▸ EXCERPTED PASSAGE
Whilst working in finance roles for 30+ years, I took the view that I’d rather pay a PPP (professional practical person) to sort out the decaying wood on the bedroom window than spend a cherished weekend holding a blow torch and one of those funny triangular things to scrape off flaking, rotten paint.

Well, you don’t think Rory McIlroy whips out a claw hammer rather than a 7 iron on his day off, do you? Or that Barack Obama hangs wallpaper in the Oval Office when he could be protecting the free world?

City analysts often say companies should stick to their knitting when an ambitious CEO is tempted into risky diversification away from the successful core business.


Understand your strengths, acknowledge your weaknesses, focus all available resources on your most profitable activities…and leave the other stuff to someone who really knows what they’re doing.

But now I’m suddenly time-rich and cash-poor, I’m not sure I can get away with that argument for much longer.  Perhaps I can even grow to love the smell of emulsion paint and white spirit. And maybe Gill and I can bond over the Polyfilla as we convert our home office to something more relaxing and appropriate for our post-work years.


Just as long as she doesn’t fall out of love with me at the same time  as I’m finally becoming passionate with a paintbrush…..




Hadrian’s Wall walk

Well….I hadn’t quite finished work as it turned out, but the first Just Retiring adventure was walking Hadrian’s Wall in July 2014.


Damned clever, those Romans. An amazing piece of engineering and logistics to build a fortified wall the breadth of northern England – approximately 84 miles – to protect the northern extremity of the vast Empire from marauding barbarians. I make no comment about any parallels 2,000 years later, with the Scottish independence vote looming as large as Russell Crowe in the Colosseum.

Starting from Segedunum at the imaginatively named Wallsend, just east of Newcastle,  we took a leisurely 7 days to walk the Wall’s path as far as Carlisle. I’m ashamed to admit we didn’t complete the final few miles from Carlisle to Bowness-on-Solway, the western extremity on the Cumbrian coast…well, not on foot, anyway.

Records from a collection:

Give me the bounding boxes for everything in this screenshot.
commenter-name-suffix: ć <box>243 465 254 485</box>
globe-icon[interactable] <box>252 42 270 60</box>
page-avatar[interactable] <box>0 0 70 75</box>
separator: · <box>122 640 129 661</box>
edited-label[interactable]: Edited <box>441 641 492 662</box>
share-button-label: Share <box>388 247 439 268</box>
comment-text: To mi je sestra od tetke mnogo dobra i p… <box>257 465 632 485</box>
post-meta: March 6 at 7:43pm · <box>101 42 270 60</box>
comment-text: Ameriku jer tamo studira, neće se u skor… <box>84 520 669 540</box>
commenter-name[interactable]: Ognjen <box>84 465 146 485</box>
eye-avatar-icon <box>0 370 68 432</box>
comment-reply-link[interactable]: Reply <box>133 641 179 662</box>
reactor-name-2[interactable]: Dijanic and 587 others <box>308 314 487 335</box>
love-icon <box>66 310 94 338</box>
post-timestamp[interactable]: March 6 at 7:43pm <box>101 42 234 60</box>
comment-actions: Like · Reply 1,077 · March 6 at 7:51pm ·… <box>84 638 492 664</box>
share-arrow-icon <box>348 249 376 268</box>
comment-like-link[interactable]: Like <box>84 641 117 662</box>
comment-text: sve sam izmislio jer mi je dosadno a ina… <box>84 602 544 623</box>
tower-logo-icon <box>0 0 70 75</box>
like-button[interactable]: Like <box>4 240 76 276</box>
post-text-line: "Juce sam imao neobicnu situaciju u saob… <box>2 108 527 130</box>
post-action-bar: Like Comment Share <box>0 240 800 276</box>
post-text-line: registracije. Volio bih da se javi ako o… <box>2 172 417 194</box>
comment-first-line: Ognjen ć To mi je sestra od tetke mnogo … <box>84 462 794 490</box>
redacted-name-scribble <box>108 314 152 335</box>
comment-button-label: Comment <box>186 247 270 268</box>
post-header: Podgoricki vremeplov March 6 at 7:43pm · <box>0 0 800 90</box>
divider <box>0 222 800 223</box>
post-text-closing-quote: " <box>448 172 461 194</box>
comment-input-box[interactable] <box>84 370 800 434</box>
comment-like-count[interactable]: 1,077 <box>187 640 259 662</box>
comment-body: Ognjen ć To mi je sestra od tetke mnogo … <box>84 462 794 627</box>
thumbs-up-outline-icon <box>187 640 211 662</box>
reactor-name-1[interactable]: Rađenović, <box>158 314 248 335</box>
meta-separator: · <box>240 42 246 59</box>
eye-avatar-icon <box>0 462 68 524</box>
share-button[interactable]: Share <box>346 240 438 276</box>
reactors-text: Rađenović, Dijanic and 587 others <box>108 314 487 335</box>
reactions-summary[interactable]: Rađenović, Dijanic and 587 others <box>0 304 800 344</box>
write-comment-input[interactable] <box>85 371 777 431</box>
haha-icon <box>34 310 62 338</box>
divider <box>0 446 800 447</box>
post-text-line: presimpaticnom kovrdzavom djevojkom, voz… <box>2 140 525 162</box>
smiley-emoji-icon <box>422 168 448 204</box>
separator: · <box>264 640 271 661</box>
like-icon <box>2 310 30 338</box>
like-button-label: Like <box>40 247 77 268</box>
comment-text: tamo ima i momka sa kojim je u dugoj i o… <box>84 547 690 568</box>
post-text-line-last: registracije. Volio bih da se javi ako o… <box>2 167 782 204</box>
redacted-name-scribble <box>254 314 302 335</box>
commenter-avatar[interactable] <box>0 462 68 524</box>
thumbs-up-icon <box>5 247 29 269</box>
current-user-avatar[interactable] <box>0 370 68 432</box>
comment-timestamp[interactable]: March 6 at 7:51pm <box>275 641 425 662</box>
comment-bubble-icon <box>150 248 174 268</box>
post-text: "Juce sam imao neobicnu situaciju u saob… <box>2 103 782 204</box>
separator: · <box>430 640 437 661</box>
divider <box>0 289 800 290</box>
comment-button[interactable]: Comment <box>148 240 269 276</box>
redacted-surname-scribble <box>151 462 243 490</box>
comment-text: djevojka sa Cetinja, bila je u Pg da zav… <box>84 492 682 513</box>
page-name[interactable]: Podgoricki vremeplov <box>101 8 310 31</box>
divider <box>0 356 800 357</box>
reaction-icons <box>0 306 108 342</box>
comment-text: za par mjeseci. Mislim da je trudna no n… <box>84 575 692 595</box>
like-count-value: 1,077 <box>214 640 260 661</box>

▸ PARTS OF THE EXERCISE
a - Copy out the passage about retiring and walking Hadrian's Wall, starting with "Just as long" and going on through "in the Colosseum.". Switch "Romans" to "ancient Romans".
b - Carry on the account of walking Hadrian's Wall, picking up right after its last sentence.

▸ ANSWER SET
a -
Just as long as she doesn’t fall out of love with me at the same time  as I’m finally becoming passionate with a paintbrush…..




Hadrian’s Wall walk

Well….I hadn’t quite finished work as it turned out, but the first Just Retiring adventure was walking Hadrian’s Wall in July 2014.


Damned clever, those ancient Romans. An amazing piece of engineering and logistics to build a fortified wall the breadth of northern England – approximately 84 miles – to protect the northern extremity of the vast Empire from marauding barbarians. I make no comment about any parallels 2,000 years later, with the Scottish independence vote looming as large as Russell Crowe in the Colosseum.

b -
By that stage we were all a bit Roman forted out, and the weather forecast was grim. And the final few miles were flat, compared to the wild and undulating central parts in remote Northumberland. But I’m still ashamed.

The Wall is remarkably intact at various points along the path, and invisible at others, either submerged or destroyed in the intervening millennia. But the history is thrillingly brought to life along the way, so well that you can almost hear the clanking of a centurion’s armour or the wailing of a wounded barbarian, drifting on the gusting Northumbrian breeze.

Insight into the Wall, the Roman Empire and details of daily life on and near the Wall can be gleaned at lovingly restored fort sites -Chesters, Housesteads, Vindolanda, Birdoswald.


Vindolanda, home of Roman curry-making, is still very much an active dig site, with artefacts being exposed every day by a modern army of professionals and volunteers from within and beyond the Empire. The collection of original leather shoes is remarkable and worth the admission price alone, and there is a palpable sense of history and real life at this site, a short distance south of the Wall itself.



The more contemporary highlight for me was a short, but memorable, stay at Sandysike House, a farmhouse B&B (with a separate bunkhouse for hardier souls than us). Hosts Richard & Margaret welcomed us in the garden with 4 pints of life-replenishing lager, chilled to perfection for a warm evening and after a long day’s Hadrianing.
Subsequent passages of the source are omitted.